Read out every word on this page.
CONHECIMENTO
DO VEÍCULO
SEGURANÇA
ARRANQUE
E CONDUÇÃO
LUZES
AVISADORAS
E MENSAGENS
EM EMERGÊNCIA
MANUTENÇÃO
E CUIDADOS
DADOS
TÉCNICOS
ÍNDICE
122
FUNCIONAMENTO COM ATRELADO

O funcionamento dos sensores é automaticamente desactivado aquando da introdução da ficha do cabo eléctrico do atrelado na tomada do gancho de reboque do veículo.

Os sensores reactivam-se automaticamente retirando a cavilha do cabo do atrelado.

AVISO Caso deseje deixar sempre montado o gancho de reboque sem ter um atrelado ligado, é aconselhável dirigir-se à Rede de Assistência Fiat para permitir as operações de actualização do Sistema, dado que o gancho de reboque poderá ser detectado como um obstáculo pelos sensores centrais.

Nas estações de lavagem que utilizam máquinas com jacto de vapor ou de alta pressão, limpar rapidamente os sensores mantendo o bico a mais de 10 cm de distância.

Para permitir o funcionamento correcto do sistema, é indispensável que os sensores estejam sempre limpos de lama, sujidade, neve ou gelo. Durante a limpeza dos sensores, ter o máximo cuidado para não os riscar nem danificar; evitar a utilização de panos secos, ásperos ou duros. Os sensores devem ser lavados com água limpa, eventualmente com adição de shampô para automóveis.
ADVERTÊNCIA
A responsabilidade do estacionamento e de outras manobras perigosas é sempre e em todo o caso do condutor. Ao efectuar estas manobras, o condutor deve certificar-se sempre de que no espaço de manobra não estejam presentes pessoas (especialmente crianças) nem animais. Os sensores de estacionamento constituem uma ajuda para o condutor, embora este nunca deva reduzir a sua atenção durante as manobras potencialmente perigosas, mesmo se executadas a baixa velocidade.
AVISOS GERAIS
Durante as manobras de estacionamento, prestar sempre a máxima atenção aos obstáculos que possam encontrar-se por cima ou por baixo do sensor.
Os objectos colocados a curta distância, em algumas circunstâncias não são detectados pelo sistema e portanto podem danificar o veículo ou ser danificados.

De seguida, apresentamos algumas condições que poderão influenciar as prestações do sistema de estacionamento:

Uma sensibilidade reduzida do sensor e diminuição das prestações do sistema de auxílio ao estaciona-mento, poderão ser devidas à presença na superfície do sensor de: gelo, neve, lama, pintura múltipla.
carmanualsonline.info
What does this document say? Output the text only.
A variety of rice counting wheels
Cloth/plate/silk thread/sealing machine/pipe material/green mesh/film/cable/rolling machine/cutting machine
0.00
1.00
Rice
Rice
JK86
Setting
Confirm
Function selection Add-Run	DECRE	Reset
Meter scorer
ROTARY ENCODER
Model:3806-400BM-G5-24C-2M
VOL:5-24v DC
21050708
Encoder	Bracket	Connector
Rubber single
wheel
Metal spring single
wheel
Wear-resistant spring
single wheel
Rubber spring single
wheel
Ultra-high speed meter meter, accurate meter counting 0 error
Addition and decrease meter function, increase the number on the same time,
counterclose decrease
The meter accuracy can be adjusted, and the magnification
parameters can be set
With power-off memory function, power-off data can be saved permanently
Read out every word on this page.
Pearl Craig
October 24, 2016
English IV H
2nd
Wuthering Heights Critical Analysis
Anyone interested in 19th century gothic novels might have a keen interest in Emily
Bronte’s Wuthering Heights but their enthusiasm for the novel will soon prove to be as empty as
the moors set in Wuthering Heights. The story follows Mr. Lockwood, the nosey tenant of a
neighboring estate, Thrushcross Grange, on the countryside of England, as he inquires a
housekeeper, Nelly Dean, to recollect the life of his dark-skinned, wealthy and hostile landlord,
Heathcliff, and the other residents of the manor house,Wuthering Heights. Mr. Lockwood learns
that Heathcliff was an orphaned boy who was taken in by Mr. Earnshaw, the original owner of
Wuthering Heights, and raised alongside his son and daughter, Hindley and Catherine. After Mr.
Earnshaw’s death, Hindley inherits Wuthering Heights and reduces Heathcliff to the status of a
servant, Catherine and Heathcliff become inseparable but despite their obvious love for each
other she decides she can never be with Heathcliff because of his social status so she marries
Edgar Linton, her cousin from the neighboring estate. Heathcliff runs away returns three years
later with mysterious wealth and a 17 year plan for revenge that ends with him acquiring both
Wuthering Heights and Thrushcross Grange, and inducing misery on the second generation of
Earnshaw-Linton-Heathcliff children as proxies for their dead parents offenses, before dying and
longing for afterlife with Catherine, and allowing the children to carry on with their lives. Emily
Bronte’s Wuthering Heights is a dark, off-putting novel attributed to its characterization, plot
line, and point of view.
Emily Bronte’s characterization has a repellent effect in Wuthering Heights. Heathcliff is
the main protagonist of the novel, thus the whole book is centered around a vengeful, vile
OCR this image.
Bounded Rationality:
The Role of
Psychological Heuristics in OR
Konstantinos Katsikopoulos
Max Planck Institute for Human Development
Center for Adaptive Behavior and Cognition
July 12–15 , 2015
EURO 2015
==
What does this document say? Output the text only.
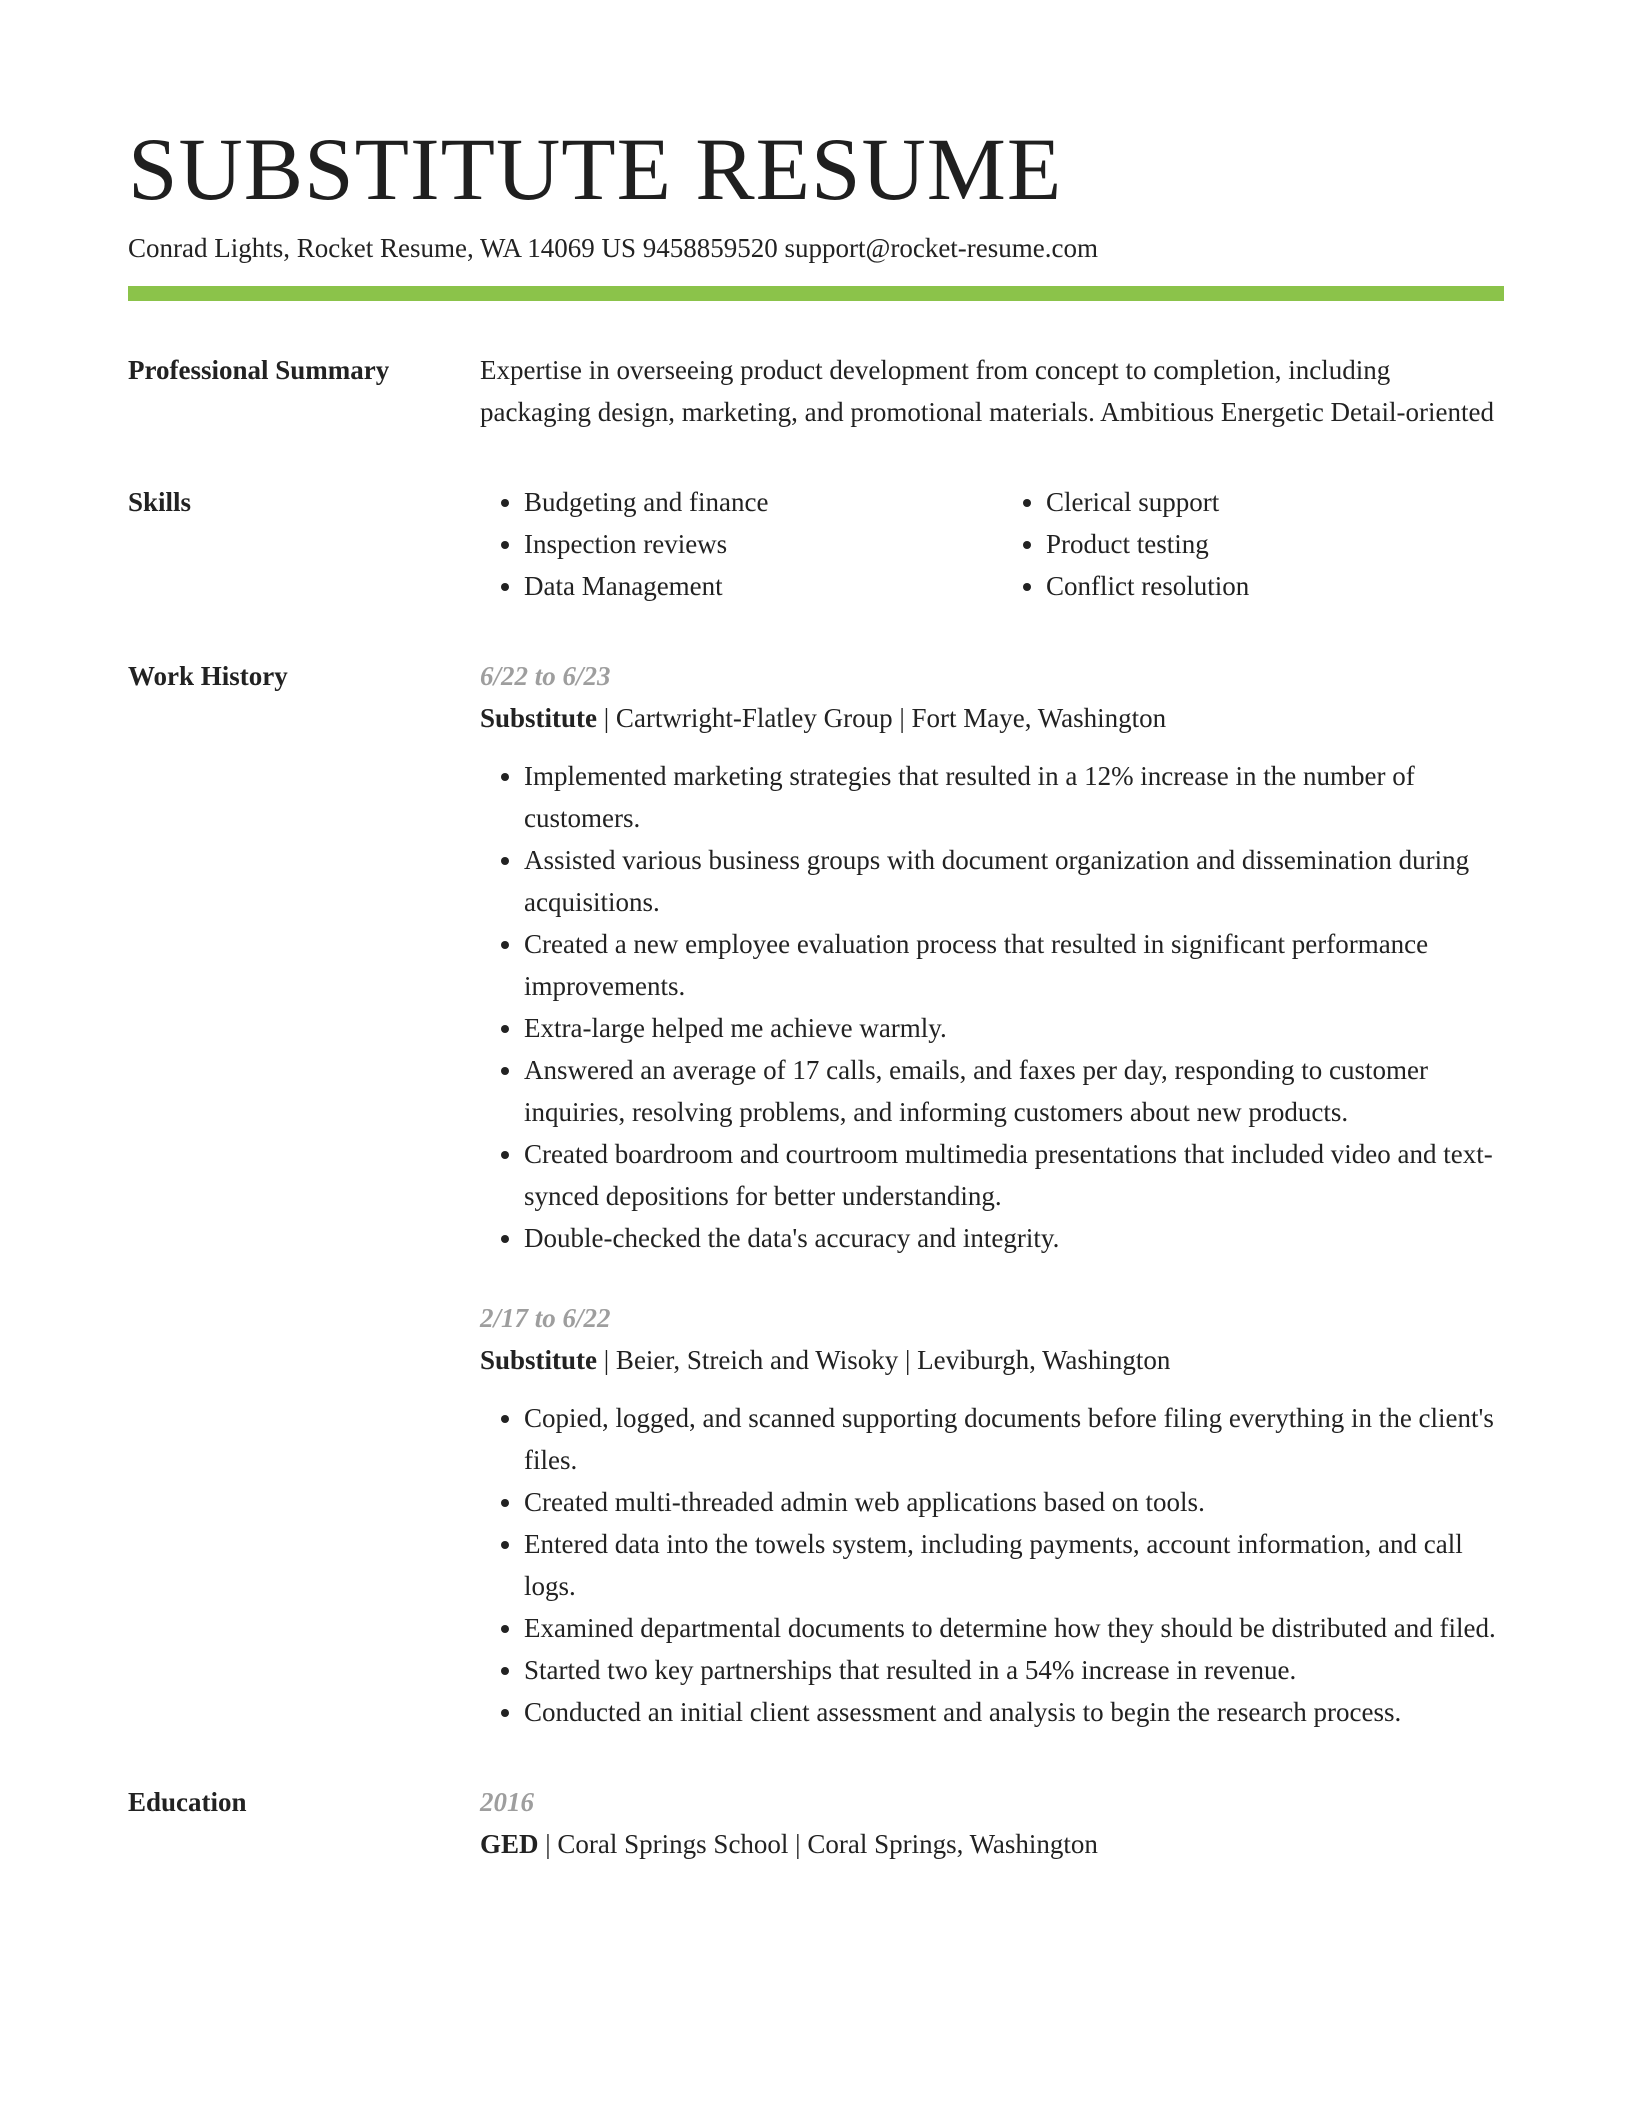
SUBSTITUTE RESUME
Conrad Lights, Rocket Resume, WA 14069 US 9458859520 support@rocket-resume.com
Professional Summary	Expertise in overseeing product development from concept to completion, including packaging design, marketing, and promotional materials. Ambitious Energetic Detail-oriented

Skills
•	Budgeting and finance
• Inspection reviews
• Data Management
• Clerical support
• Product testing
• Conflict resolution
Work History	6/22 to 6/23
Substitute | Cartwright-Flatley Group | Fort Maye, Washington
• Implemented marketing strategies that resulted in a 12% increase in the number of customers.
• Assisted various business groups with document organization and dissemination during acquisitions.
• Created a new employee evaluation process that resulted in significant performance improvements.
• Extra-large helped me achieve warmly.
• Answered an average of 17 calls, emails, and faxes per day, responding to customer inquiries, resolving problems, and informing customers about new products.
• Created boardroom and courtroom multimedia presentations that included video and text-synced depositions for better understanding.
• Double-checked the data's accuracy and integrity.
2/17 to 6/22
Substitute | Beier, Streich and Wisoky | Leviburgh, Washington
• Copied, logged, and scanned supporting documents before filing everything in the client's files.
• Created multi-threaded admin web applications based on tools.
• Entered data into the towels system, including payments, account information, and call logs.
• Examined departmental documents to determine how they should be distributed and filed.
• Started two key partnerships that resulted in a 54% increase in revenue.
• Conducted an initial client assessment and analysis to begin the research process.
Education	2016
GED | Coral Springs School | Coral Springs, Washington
...
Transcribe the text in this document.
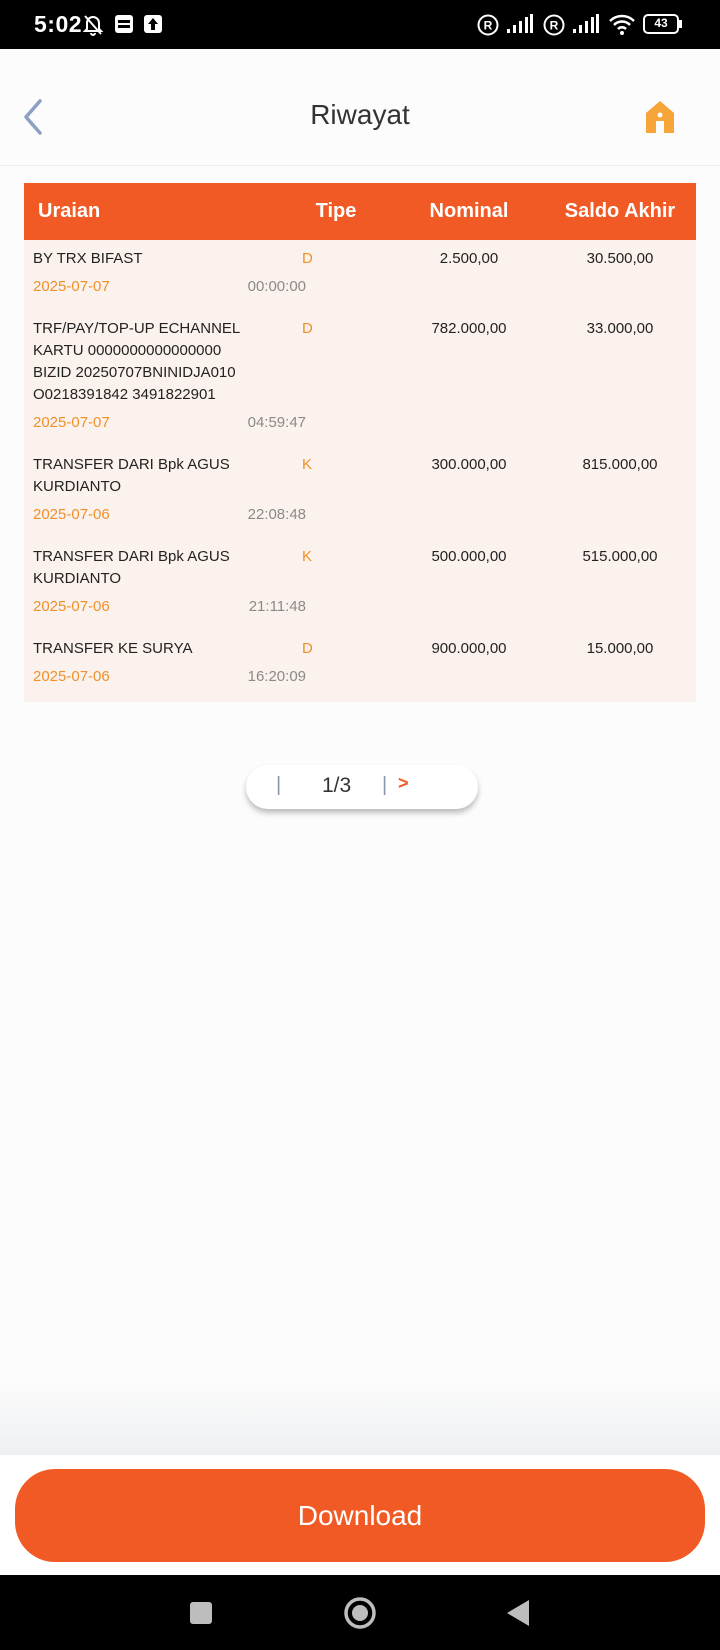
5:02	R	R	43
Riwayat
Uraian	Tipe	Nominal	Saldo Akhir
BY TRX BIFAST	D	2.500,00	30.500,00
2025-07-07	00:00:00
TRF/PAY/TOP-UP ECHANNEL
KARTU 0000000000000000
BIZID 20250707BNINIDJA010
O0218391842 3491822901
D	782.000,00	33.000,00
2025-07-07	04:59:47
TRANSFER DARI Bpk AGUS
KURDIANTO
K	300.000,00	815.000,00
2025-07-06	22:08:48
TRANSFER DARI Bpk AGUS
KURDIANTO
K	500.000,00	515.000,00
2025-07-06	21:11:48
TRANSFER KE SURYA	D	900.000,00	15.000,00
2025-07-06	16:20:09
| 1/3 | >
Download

WHAT IS EXPECTED: Using the records above, find and show each line with the string "Rubber".

TASK SOLUTION:
Rubber single
Rubber spring single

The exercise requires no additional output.